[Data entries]
++++++++++++++++++++
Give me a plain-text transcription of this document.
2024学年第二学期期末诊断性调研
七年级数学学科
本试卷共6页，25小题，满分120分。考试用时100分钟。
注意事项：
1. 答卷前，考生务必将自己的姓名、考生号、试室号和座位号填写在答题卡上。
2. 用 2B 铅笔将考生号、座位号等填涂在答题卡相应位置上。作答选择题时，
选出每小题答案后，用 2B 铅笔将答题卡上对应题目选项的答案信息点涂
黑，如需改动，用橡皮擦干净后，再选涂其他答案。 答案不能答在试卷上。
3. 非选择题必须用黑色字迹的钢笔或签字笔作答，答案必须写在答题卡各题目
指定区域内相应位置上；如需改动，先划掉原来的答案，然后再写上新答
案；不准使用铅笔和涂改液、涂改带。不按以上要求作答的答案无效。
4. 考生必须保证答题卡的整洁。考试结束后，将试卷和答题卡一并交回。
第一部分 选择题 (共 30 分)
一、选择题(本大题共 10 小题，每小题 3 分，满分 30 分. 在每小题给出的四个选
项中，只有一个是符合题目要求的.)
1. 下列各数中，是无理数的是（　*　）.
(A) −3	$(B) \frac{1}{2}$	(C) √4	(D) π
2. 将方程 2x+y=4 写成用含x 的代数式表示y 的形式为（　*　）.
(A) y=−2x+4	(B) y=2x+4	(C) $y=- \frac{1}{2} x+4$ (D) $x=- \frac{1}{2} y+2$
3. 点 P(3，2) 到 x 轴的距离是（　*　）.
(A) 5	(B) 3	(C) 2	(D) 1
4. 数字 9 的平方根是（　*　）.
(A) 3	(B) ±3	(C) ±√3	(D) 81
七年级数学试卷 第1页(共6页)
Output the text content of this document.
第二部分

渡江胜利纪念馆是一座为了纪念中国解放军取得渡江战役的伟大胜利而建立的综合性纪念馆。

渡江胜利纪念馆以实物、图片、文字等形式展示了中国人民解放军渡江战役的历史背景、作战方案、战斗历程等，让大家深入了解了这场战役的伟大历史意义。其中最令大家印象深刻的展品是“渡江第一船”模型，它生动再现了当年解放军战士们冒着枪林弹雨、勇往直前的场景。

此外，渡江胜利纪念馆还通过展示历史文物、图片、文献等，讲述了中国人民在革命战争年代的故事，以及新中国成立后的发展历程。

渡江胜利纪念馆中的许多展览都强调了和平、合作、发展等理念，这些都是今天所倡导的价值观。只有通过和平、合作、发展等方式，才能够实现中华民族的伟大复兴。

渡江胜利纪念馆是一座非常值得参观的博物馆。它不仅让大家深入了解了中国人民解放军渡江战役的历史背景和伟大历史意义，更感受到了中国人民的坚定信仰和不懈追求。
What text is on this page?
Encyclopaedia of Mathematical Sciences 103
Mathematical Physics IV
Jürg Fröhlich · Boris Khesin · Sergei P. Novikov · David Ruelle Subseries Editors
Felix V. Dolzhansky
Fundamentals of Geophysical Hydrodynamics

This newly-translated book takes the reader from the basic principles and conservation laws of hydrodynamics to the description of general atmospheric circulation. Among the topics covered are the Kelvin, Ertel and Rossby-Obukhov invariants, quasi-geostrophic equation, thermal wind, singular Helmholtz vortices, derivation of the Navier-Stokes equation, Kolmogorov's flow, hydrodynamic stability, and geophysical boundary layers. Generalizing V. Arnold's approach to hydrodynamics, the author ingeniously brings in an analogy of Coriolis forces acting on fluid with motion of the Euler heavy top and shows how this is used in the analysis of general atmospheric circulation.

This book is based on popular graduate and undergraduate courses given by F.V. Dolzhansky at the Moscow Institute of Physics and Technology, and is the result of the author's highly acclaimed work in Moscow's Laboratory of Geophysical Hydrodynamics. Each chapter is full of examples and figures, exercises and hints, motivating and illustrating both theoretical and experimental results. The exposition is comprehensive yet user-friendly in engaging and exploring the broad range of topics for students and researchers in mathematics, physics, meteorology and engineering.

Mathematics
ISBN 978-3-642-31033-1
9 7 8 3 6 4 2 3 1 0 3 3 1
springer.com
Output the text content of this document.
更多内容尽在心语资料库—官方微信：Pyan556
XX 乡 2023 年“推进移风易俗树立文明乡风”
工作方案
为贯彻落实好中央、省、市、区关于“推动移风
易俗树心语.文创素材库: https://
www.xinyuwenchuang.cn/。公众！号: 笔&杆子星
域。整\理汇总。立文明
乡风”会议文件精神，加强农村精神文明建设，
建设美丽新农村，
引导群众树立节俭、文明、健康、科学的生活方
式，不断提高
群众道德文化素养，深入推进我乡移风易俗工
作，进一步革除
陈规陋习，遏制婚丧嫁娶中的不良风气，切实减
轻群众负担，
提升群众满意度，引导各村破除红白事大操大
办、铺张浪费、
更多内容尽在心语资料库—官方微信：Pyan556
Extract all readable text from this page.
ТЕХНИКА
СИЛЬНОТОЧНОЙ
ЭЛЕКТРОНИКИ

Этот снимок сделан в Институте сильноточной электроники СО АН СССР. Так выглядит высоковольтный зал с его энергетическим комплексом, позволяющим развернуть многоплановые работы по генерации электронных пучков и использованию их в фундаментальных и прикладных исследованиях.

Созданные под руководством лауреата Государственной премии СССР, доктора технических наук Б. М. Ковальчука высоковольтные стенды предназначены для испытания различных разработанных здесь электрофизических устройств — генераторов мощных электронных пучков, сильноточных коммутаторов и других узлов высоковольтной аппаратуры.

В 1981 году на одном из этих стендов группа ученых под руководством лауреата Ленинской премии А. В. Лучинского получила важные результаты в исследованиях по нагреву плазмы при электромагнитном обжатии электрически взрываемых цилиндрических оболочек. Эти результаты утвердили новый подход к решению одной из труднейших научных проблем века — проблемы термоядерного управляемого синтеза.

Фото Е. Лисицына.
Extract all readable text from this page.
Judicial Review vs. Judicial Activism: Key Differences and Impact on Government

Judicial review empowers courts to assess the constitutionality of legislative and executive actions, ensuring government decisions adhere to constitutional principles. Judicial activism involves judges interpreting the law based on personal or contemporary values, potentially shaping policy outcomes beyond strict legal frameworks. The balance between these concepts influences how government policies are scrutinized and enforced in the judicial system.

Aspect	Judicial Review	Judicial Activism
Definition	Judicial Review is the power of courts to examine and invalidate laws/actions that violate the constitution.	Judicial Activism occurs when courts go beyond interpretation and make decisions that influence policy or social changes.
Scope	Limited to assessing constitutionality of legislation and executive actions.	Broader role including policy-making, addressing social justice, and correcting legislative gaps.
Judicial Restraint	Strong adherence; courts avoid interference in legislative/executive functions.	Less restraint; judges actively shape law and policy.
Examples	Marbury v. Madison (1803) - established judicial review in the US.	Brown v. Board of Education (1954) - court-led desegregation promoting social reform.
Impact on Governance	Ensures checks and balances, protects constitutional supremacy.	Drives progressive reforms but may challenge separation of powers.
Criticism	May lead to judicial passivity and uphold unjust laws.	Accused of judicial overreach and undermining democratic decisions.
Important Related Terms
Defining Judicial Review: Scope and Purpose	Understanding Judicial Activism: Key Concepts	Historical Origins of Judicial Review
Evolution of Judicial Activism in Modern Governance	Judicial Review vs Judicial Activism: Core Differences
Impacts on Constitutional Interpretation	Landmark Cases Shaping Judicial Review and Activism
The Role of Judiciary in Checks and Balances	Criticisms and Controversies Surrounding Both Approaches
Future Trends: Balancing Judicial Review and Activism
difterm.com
++++++++++++++++++++
* _TASK DIRECTIONS_: Output the full listing without altering anything.

* _OUTPUT FOR THIS TASK_:
Give me a plain-text transcription of this document.
2024学年第二学期期末诊断性调研
七年级数学学科
本试卷共6页，25小题，满分120分。考试用时100分钟。
注意事项：
1. 答卷前，考生务必将自己的姓名、考生号、试室号和座位号填写在答题卡上。
2. 用 2B 铅笔将考生号、座位号等填涂在答题卡相应位置上。作答选择题时，
选出每小题答案后，用 2B 铅笔将答题卡上对应题目选项的答案信息点涂
黑，如需改动，用橡皮擦干净后，再选涂其他答案。 答案不能答在试卷上。
3. 非选择题必须用黑色字迹的钢笔或签字笔作答，答案必须写在答题卡各题目
指定区域内相应位置上；如需改动，先划掉原来的答案，然后再写上新答
案；不准使用铅笔和涂改液、涂改带。不按以上要求作答的答案无效。
4. 考生必须保证答题卡的整洁。考试结束后，将试卷和答题卡一并交回。
第一部分 选择题 (共 30 分)
一、选择题(本大题共 10 小题，每小题 3 分，满分 30 分. 在每小题给出的四个选
项中，只有一个是符合题目要求的.)
1. 下列各数中，是无理数的是（　*　）.
(A) −3	$(B) \frac{1}{2}$	(C) √4	(D) π
2. 将方程 2x+y=4 写成用含x 的代数式表示y 的形式为（　*　）.
(A) y=−2x+4	(B) y=2x+4	(C) $y=- \frac{1}{2} x+4$ (D) $x=- \frac{1}{2} y+2$
3. 点 P(3，2) 到 x 轴的距离是（　*　）.
(A) 5	(B) 3	(C) 2	(D) 1
4. 数字 9 的平方根是（　*　）.
(A) 3	(B) ±3	(C) ±√3	(D) 81
七年级数学试卷 第1页(共6页)
Output the text content of this document.
第二部分

渡江胜利纪念馆是一座为了纪念中国解放军取得渡江战役的伟大胜利而建立的综合性纪念馆。

渡江胜利纪念馆以实物、图片、文字等形式展示了中国人民解放军渡江战役的历史背景、作战方案、战斗历程等，让大家深入了解了这场战役的伟大历史意义。其中最令大家印象深刻的展品是“渡江第一船”模型，它生动再现了当年解放军战士们冒着枪林弹雨、勇往直前的场景。

此外，渡江胜利纪念馆还通过展示历史文物、图片、文献等，讲述了中国人民在革命战争年代的故事，以及新中国成立后的发展历程。

渡江胜利纪念馆中的许多展览都强调了和平、合作、发展等理念，这些都是今天所倡导的价值观。只有通过和平、合作、发展等方式，才能够实现中华民族的伟大复兴。

渡江胜利纪念馆是一座非常值得参观的博物馆。它不仅让大家深入了解了中国人民解放军渡江战役的历史背景和伟大历史意义，更感受到了中国人民的坚定信仰和不懈追求。
What text is on this page?
Encyclopaedia of Mathematical Sciences 103
Mathematical Physics IV
Jürg Fröhlich · Boris Khesin · Sergei P. Novikov · David Ruelle Subseries Editors
Felix V. Dolzhansky
Fundamentals of Geophysical Hydrodynamics

This newly-translated book takes the reader from the basic principles and conservation laws of hydrodynamics to the description of general atmospheric circulation. Among the topics covered are the Kelvin, Ertel and Rossby-Obukhov invariants, quasi-geostrophic equation, thermal wind, singular Helmholtz vortices, derivation of the Navier-Stokes equation, Kolmogorov's flow, hydrodynamic stability, and geophysical boundary layers. Generalizing V. Arnold's approach to hydrodynamics, the author ingeniously brings in an analogy of Coriolis forces acting on fluid with motion of the Euler heavy top and shows how this is used in the analysis of general atmospheric circulation.

This book is based on popular graduate and undergraduate courses given by F.V. Dolzhansky at the Moscow Institute of Physics and Technology, and is the result of the author's highly acclaimed work in Moscow's Laboratory of Geophysical Hydrodynamics. Each chapter is full of examples and figures, exercises and hints, motivating and illustrating both theoretical and experimental results. The exposition is comprehensive yet user-friendly in engaging and exploring the broad range of topics for students and researchers in mathematics, physics, meteorology and engineering.

Mathematics
ISBN 978-3-642-31033-1
9 7 8 3 6 4 2 3 1 0 3 3 1
springer.com
Output the text content of this document.
更多内容尽在心语资料库—官方微信：Pyan556
XX 乡 2023 年“推进移风易俗树立文明乡风”
工作方案
为贯彻落实好中央、省、市、区关于“推动移风
易俗树心语.文创素材库: https://
www.xinyuwenchuang.cn/。公众！号: 笔&杆子星
域。整\理汇总。立文明
乡风”会议文件精神，加强农村精神文明建设，
建设美丽新农村，
引导群众树立节俭、文明、健康、科学的生活方
式，不断提高
群众道德文化素养，深入推进我乡移风易俗工
作，进一步革除
陈规陋习，遏制婚丧嫁娶中的不良风气，切实减
轻群众负担，
提升群众满意度，引导各村破除红白事大操大
办、铺张浪费、
更多内容尽在心语资料库—官方微信：Pyan556
Extract all readable text from this page.
ТЕХНИКА
СИЛЬНОТОЧНОЙ
ЭЛЕКТРОНИКИ

Этот снимок сделан в Институте сильноточной электроники СО АН СССР. Так выглядит высоковольтный зал с его энергетическим комплексом, позволяющим развернуть многоплановые работы по генерации электронных пучков и использованию их в фундаментальных и прикладных исследованиях.

Созданные под руководством лауреата Государственной премии СССР, доктора технических наук Б. М. Ковальчука высоковольтные стенды предназначены для испытания различных разработанных здесь электрофизических устройств — генераторов мощных электронных пучков, сильноточных коммутаторов и других узлов высоковольтной аппаратуры.

В 1981 году на одном из этих стендов группа ученых под руководством лауреата Ленинской премии А. В. Лучинского получила важные результаты в исследованиях по нагреву плазмы при электромагнитном обжатии электрически взрываемых цилиндрических оболочек. Эти результаты утвердили новый подход к решению одной из труднейших научных проблем века — проблемы термоядерного управляемого синтеза.

Фото Е. Лисицына.
Extract all readable text from this page.
Judicial Review vs. Judicial Activism: Key Differences and Impact on Government

Judicial review empowers courts to assess the constitutionality of legislative and executive actions, ensuring government decisions adhere to constitutional principles. Judicial activism involves judges interpreting the law based on personal or contemporary values, potentially shaping policy outcomes beyond strict legal frameworks. The balance between these concepts influences how government policies are scrutinized and enforced in the judicial system.

Aspect	Judicial Review	Judicial Activism
Definition	Judicial Review is the power of courts to examine and invalidate laws/actions that violate the constitution.	Judicial Activism occurs when courts go beyond interpretation and make decisions that influence policy or social changes.
Scope	Limited to assessing constitutionality of legislation and executive actions.	Broader role including policy-making, addressing social justice, and correcting legislative gaps.
Judicial Restraint	Strong adherence; courts avoid interference in legislative/executive functions.	Less restraint; judges actively shape law and policy.
Examples	Marbury v. Madison (1803) - established judicial review in the US.	Brown v. Board of Education (1954) - court-led desegregation promoting social reform.
Impact on Governance	Ensures checks and balances, protects constitutional supremacy.	Drives progressive reforms but may challenge separation of powers.
Criticism	May lead to judicial passivity and uphold unjust laws.	Accused of judicial overreach and undermining democratic decisions.
Important Related Terms
Defining Judicial Review: Scope and Purpose	Understanding Judicial Activism: Key Concepts	Historical Origins of Judicial Review
Evolution of Judicial Activism in Modern Governance	Judicial Review vs Judicial Activism: Core Differences
Impacts on Constitutional Interpretation	Landmark Cases Shaping Judicial Review and Activism
The Role of Judiciary in Checks and Balances	Criticisms and Controversies Surrounding Both Approaches
Future Trends: Balancing Judicial Review and Activism
difterm.com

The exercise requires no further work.